The request -> Using the data beneath, show every line that includes the word "Minimum".

Source data ->
□ □ □
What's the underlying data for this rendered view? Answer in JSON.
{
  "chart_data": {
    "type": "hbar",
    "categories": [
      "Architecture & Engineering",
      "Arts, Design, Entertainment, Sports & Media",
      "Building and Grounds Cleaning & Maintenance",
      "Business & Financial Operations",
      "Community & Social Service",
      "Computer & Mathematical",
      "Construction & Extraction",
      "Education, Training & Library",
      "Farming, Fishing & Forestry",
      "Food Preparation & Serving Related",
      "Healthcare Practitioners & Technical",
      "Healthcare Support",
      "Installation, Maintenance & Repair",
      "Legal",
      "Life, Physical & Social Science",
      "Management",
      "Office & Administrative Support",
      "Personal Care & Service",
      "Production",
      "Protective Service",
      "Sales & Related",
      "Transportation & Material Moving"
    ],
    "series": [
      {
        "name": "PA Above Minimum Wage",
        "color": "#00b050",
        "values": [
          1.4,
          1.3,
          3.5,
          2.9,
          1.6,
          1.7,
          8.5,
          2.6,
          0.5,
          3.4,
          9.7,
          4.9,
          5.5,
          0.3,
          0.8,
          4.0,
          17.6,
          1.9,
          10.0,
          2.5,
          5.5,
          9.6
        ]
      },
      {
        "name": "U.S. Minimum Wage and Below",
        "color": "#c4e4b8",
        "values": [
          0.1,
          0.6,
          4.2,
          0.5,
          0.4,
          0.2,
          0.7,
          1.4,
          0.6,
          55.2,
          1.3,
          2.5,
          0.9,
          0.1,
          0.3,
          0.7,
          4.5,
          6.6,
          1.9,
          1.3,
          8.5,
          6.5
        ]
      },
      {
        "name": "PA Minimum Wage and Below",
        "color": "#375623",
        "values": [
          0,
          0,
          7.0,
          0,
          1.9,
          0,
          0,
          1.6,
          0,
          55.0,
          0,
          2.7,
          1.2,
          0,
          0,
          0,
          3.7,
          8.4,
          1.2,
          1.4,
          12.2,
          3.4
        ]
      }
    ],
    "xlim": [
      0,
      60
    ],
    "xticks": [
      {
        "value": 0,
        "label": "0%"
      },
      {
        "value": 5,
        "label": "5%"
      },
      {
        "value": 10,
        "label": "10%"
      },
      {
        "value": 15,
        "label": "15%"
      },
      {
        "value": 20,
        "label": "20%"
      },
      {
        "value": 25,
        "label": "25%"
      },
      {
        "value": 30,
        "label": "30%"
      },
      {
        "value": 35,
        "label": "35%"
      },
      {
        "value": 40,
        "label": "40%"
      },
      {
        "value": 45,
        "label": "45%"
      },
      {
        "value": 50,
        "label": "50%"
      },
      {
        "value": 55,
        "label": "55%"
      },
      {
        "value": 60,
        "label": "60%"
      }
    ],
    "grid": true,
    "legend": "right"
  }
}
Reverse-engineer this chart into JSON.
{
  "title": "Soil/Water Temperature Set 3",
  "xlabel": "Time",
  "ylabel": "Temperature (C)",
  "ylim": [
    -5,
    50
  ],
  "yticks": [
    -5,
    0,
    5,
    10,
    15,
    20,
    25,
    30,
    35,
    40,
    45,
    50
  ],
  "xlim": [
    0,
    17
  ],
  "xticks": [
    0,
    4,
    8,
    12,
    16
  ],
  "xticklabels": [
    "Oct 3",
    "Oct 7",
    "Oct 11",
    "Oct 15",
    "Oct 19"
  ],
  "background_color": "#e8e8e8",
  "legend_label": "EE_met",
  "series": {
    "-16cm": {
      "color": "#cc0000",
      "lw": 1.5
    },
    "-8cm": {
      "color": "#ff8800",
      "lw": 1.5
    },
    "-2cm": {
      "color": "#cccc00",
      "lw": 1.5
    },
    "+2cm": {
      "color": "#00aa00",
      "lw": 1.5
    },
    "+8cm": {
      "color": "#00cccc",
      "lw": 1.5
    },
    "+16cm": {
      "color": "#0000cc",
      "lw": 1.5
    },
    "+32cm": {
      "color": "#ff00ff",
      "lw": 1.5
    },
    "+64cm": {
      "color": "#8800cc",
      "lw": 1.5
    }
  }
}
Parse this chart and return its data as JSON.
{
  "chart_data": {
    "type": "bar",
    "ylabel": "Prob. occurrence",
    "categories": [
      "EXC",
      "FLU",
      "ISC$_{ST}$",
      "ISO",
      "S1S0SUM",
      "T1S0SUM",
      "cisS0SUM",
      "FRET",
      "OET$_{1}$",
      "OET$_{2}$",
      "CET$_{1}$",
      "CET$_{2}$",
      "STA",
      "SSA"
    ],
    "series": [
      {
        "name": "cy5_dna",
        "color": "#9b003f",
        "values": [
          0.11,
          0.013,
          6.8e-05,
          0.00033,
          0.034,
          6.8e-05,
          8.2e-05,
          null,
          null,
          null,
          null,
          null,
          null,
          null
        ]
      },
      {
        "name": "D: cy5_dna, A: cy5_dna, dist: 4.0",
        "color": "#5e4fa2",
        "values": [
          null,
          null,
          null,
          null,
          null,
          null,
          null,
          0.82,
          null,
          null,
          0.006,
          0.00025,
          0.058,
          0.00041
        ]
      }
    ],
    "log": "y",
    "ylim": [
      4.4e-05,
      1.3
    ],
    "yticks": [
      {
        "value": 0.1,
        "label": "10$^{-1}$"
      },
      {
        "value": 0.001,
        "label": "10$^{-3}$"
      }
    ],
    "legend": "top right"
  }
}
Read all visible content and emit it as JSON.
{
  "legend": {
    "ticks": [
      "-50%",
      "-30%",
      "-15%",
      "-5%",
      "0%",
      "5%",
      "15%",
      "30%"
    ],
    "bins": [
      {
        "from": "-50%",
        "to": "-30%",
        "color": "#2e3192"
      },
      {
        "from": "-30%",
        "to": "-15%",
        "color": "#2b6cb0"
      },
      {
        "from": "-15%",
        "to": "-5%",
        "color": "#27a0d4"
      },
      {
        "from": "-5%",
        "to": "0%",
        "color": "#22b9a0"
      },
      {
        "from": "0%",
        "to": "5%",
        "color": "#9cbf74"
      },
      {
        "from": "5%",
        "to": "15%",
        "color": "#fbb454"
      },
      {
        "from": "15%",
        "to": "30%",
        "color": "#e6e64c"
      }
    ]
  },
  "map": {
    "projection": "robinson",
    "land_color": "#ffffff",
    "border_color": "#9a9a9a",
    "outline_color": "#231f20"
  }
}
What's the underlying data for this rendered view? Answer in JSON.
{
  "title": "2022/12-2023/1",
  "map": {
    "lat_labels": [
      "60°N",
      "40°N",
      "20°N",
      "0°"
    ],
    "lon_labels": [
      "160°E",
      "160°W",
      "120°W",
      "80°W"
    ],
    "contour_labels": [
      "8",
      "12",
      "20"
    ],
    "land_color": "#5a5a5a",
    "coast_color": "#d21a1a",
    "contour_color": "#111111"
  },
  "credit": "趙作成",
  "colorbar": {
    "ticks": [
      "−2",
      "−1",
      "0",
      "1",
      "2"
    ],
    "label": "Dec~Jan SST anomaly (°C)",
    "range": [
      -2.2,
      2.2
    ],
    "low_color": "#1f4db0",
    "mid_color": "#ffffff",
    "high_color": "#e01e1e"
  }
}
□ □ □
Reply ->
        "name": "PA Above Minimum Wage",
        "name": "U.S. Minimum Wage and Below",
        "name": "PA Minimum Wage and Below",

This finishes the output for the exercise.